• [DATA TO USE]:
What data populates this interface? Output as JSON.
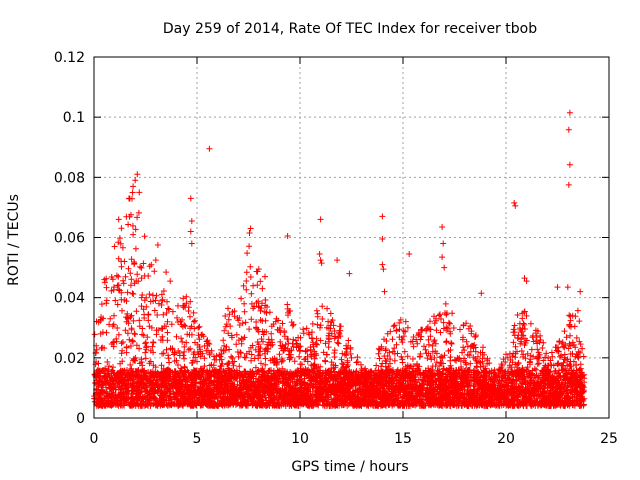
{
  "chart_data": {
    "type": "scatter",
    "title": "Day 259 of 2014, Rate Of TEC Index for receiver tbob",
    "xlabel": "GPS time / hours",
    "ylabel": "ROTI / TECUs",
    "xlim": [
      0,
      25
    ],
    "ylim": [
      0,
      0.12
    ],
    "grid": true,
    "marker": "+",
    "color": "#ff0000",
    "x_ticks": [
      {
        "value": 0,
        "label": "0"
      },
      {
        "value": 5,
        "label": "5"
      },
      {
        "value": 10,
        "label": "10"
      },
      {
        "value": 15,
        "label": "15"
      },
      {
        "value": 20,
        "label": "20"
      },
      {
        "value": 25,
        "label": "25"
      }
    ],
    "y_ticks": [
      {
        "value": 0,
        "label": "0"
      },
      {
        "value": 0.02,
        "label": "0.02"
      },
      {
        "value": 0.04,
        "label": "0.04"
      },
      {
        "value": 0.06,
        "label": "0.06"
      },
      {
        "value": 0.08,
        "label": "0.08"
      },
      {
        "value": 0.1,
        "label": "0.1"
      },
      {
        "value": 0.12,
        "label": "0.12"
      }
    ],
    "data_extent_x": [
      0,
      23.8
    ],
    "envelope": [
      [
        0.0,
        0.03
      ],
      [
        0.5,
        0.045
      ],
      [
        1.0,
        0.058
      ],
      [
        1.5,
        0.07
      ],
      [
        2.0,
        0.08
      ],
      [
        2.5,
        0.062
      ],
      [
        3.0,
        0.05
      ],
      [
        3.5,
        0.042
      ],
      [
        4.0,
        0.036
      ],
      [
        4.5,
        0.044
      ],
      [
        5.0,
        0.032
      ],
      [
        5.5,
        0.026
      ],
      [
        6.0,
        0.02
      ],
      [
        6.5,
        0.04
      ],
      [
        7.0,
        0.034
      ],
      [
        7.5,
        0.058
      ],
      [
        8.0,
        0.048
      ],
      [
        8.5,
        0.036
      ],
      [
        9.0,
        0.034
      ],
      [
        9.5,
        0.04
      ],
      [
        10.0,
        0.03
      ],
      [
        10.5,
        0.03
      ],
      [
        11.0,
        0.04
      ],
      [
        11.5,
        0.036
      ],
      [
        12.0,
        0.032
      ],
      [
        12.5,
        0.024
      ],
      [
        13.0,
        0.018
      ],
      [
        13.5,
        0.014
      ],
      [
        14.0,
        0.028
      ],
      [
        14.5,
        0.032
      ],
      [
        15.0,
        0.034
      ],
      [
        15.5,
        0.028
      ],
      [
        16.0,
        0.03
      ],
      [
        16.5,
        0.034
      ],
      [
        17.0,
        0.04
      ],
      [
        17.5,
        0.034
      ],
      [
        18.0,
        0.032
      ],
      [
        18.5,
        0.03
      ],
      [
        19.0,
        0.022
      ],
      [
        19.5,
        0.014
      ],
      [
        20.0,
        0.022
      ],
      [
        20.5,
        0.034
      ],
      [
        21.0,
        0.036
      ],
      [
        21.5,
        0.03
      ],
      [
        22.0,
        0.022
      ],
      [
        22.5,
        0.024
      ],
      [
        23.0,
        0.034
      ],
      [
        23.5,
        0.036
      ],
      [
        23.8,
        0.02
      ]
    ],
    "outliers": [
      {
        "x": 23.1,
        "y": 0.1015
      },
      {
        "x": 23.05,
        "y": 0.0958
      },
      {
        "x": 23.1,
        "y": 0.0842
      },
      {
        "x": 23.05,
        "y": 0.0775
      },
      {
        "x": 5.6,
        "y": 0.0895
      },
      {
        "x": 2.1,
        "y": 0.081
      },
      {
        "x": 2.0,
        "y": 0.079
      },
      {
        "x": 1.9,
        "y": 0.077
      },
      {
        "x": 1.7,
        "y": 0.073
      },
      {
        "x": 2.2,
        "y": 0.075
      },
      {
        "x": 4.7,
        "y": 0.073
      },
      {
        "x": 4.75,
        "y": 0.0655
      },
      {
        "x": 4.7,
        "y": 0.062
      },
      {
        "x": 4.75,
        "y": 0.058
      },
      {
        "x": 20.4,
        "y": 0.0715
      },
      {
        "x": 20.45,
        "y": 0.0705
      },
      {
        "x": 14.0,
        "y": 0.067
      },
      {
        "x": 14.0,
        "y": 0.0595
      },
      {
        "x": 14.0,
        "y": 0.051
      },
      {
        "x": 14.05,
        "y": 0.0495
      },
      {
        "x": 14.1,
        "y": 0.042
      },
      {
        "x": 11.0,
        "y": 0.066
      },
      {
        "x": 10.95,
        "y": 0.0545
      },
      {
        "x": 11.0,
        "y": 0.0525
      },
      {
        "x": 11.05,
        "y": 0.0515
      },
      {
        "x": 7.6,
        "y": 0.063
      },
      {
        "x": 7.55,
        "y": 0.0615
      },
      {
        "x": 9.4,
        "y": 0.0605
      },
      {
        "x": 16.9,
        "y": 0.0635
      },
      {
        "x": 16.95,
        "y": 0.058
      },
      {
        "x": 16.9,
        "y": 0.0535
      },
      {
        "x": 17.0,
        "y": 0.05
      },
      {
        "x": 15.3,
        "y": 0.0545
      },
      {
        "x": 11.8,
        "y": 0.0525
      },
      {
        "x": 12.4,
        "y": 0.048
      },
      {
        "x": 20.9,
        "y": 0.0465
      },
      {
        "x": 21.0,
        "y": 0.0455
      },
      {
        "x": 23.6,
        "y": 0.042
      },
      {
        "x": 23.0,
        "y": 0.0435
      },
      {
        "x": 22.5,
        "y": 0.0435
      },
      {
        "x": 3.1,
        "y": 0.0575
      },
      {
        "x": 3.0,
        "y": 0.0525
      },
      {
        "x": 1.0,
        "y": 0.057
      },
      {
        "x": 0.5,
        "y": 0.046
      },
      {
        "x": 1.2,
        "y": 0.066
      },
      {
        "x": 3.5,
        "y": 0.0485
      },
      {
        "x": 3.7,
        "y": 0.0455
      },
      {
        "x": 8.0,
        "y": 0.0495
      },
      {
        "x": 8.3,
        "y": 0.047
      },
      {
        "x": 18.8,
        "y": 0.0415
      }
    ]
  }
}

• [TASK PROMPT]:
Write out the material above again, word for word, minus its pictures.

• [FINISHED ANSWER]:
What data populates this interface? Output as JSON.
{
  "chart_data": {
    "type": "scatter",
    "title": "Day 259 of 2014, Rate Of TEC Index for receiver tbob",
    "xlabel": "GPS time / hours",
    "ylabel": "ROTI / TECUs",
    "xlim": [
      0,
      25
    ],
    "ylim": [
      0,
      0.12
    ],
    "grid": true,
    "marker": "+",
    "color": "#ff0000",
    "x_ticks": [
      {
        "value": 0,
        "label": "0"
      },
      {
        "value": 5,
        "label": "5"
      },
      {
        "value": 10,
        "label": "10"
      },
      {
        "value": 15,
        "label": "15"
      },
      {
        "value": 20,
        "label": "20"
      },
      {
        "value": 25,
        "label": "25"
      }
    ],
    "y_ticks": [
      {
        "value": 0,
        "label": "0"
      },
      {
        "value": 0.02,
        "label": "0.02"
      },
      {
        "value": 0.04,
        "label": "0.04"
      },
      {
        "value": 0.06,
        "label": "0.06"
      },
      {
        "value": 0.08,
        "label": "0.08"
      },
      {
        "value": 0.1,
        "label": "0.1"
      },
      {
        "value": 0.12,
        "label": "0.12"
      }
    ],
    "data_extent_x": [
      0,
      23.8
    ],
    "envelope": [
      [
        0.0,
        0.03
      ],
      [
        0.5,
        0.045
      ],
      [
        1.0,
        0.058
      ],
      [
        1.5,
        0.07
      ],
      [
        2.0,
        0.08
      ],
      [
        2.5,
        0.062
      ],
      [
        3.0,
        0.05
      ],
      [
        3.5,
        0.042
      ],
      [
        4.0,
        0.036
      ],
      [
        4.5,
        0.044
      ],
      [
        5.0,
        0.032
      ],
      [
        5.5,
        0.026
      ],
      [
        6.0,
        0.02
      ],
      [
        6.5,
        0.04
      ],
      [
        7.0,
        0.034
      ],
      [
        7.5,
        0.058
      ],
      [
        8.0,
        0.048
      ],
      [
        8.5,
        0.036
      ],
      [
        9.0,
        0.034
      ],
      [
        9.5,
        0.04
      ],
      [
        10.0,
        0.03
      ],
      [
        10.5,
        0.03
      ],
      [
        11.0,
        0.04
      ],
      [
        11.5,
        0.036
      ],
      [
        12.0,
        0.032
      ],
      [
        12.5,
        0.024
      ],
      [
        13.0,
        0.018
      ],
      [
        13.5,
        0.014
      ],
      [
        14.0,
        0.028
      ],
      [
        14.5,
        0.032
      ],
      [
        15.0,
        0.034
      ],
      [
        15.5,
        0.028
      ],
      [
        16.0,
        0.03
      ],
      [
        16.5,
        0.034
      ],
      [
        17.0,
        0.04
      ],
      [
        17.5,
        0.034
      ],
      [
        18.0,
        0.032
      ],
      [
        18.5,
        0.03
      ],
      [
        19.0,
        0.022
      ],
      [
        19.5,
        0.014
      ],
      [
        20.0,
        0.022
      ],
      [
        20.5,
        0.034
      ],
      [
        21.0,
        0.036
      ],
      [
        21.5,
        0.03
      ],
      [
        22.0,
        0.022
      ],
      [
        22.5,
        0.024
      ],
      [
        23.0,
        0.034
      ],
      [
        23.5,
        0.036
      ],
      [
        23.8,
        0.02
      ]
    ],
    "outliers": [
      {
        "x": 23.1,
        "y": 0.1015
      },
      {
        "x": 23.05,
        "y": 0.0958
      },
      {
        "x": 23.1,
        "y": 0.0842
      },
      {
        "x": 23.05,
        "y": 0.0775
      },
      {
        "x": 5.6,
        "y": 0.0895
      },
      {
        "x": 2.1,
        "y": 0.081
      },
      {
        "x": 2.0,
        "y": 0.079
      },
      {
        "x": 1.9,
        "y": 0.077
      },
      {
        "x": 1.7,
        "y": 0.073
      },
      {
        "x": 2.2,
        "y": 0.075
      },
      {
        "x": 4.7,
        "y": 0.073
      },
      {
        "x": 4.75,
        "y": 0.0655
      },
      {
        "x": 4.7,
        "y": 0.062
      },
      {
        "x": 4.75,
        "y": 0.058
      },
      {
        "x": 20.4,
        "y": 0.0715
      },
      {
        "x": 20.45,
        "y": 0.0705
      },
      {
        "x": 14.0,
        "y": 0.067
      },
      {
        "x": 14.0,
        "y": 0.0595
      },
      {
        "x": 14.0,
        "y": 0.051
      },
      {
        "x": 14.05,
        "y": 0.0495
      },
      {
        "x": 14.1,
        "y": 0.042
      },
      {
        "x": 11.0,
        "y": 0.066
      },
      {
        "x": 10.95,
        "y": 0.0545
      },
      {
        "x": 11.0,
        "y": 0.0525
      },
      {
        "x": 11.05,
        "y": 0.0515
      },
      {
        "x": 7.6,
        "y": 0.063
      },
      {
        "x": 7.55,
        "y": 0.0615
      },
      {
        "x": 9.4,
        "y": 0.0605
      },
      {
        "x": 16.9,
        "y": 0.0635
      },
      {
        "x": 16.95,
        "y": 0.058
      },
      {
        "x": 16.9,
        "y": 0.0535
      },
      {
        "x": 17.0,
        "y": 0.05
      },
      {
        "x": 15.3,
        "y": 0.0545
      },
      {
        "x": 11.8,
        "y": 0.0525
      },
      {
        "x": 12.4,
        "y": 0.048
      },
      {
        "x": 20.9,
        "y": 0.0465
      },
      {
        "x": 21.0,
        "y": 0.0455
      },
      {
        "x": 23.6,
        "y": 0.042
      },
      {
        "x": 23.0,
        "y": 0.0435
      },
      {
        "x": 22.5,
        "y": 0.0435
      },
      {
        "x": 3.1,
        "y": 0.0575
      },
      {
        "x": 3.0,
        "y": 0.0525
      },
      {
        "x": 1.0,
        "y": 0.057
      },
      {
        "x": 0.5,
        "y": 0.046
      },
      {
        "x": 1.2,
        "y": 0.066
      },
      {
        "x": 3.5,
        "y": 0.0485
      },
      {
        "x": 3.7,
        "y": 0.0455
      },
      {
        "x": 8.0,
        "y": 0.0495
      },
      {
        "x": 8.3,
        "y": 0.047
      },
      {
        "x": 18.8,
        "y": 0.0415
      }
    ]
  }
}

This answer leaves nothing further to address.